• **Given instruction**
Your task is to repeat all of the material exactly.

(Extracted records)

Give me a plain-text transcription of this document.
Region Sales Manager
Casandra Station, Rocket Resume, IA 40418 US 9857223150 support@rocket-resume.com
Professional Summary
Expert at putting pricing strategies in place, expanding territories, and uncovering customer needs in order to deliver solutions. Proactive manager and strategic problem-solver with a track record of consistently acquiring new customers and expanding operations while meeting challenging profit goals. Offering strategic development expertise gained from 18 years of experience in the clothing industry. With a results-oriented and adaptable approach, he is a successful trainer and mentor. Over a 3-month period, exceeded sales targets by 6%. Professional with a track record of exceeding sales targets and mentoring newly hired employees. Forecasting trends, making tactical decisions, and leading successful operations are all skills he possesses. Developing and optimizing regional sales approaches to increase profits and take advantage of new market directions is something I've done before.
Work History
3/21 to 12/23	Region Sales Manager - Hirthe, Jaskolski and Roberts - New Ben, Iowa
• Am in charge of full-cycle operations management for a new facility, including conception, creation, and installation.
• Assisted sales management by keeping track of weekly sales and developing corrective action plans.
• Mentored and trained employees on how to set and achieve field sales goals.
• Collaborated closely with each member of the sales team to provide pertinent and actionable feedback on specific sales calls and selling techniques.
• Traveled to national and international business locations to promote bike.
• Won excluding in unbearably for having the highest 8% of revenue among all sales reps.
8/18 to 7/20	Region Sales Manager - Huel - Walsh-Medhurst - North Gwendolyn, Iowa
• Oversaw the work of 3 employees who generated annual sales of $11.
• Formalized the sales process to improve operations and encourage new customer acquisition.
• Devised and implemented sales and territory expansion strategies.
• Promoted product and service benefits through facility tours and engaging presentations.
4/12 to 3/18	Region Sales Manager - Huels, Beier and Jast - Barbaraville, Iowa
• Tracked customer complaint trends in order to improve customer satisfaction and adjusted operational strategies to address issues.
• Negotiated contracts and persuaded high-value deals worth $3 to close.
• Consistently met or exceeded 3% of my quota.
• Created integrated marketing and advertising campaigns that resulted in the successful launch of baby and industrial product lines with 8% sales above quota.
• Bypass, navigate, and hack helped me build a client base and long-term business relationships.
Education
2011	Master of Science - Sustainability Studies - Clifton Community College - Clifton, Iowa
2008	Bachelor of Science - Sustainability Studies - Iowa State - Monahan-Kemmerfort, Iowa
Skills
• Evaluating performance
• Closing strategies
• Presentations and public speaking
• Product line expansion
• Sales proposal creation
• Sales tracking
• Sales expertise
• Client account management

• **Answer for the task**
Give me a plain-text transcription of this document.
Region Sales Manager
Casandra Station, Rocket Resume, IA 40418 US 9857223150 support@rocket-resume.com
Professional Summary
Expert at putting pricing strategies in place, expanding territories, and uncovering customer needs in order to deliver solutions. Proactive manager and strategic problem-solver with a track record of consistently acquiring new customers and expanding operations while meeting challenging profit goals. Offering strategic development expertise gained from 18 years of experience in the clothing industry. With a results-oriented and adaptable approach, he is a successful trainer and mentor. Over a 3-month period, exceeded sales targets by 6%. Professional with a track record of exceeding sales targets and mentoring newly hired employees. Forecasting trends, making tactical decisions, and leading successful operations are all skills he possesses. Developing and optimizing regional sales approaches to increase profits and take advantage of new market directions is something I've done before.
Work History
3/21 to 12/23	Region Sales Manager - Hirthe, Jaskolski and Roberts - New Ben, Iowa
• Am in charge of full-cycle operations management for a new facility, including conception, creation, and installation.
• Assisted sales management by keeping track of weekly sales and developing corrective action plans.
• Mentored and trained employees on how to set and achieve field sales goals.
• Collaborated closely with each member of the sales team to provide pertinent and actionable feedback on specific sales calls and selling techniques.
• Traveled to national and international business locations to promote bike.
• Won excluding in unbearably for having the highest 8% of revenue among all sales reps.
8/18 to 7/20	Region Sales Manager - Huel - Walsh-Medhurst - North Gwendolyn, Iowa
• Oversaw the work of 3 employees who generated annual sales of $11.
• Formalized the sales process to improve operations and encourage new customer acquisition.
• Devised and implemented sales and territory expansion strategies.
• Promoted product and service benefits through facility tours and engaging presentations.
4/12 to 3/18	Region Sales Manager - Huels, Beier and Jast - Barbaraville, Iowa
• Tracked customer complaint trends in order to improve customer satisfaction and adjusted operational strategies to address issues.
• Negotiated contracts and persuaded high-value deals worth $3 to close.
• Consistently met or exceeded 3% of my quota.
• Created integrated marketing and advertising campaigns that resulted in the successful launch of baby and industrial product lines with 8% sales above quota.
• Bypass, navigate, and hack helped me build a client base and long-term business relationships.
Education
2011	Master of Science - Sustainability Studies - Clifton Community College - Clifton, Iowa
2008	Bachelor of Science - Sustainability Studies - Iowa State - Monahan-Kemmerfort, Iowa
Skills
• Evaluating performance
• Closing strategies
• Presentations and public speaking
• Product line expansion
• Sales proposal creation
• Sales tracking
• Sales expertise
• Client account management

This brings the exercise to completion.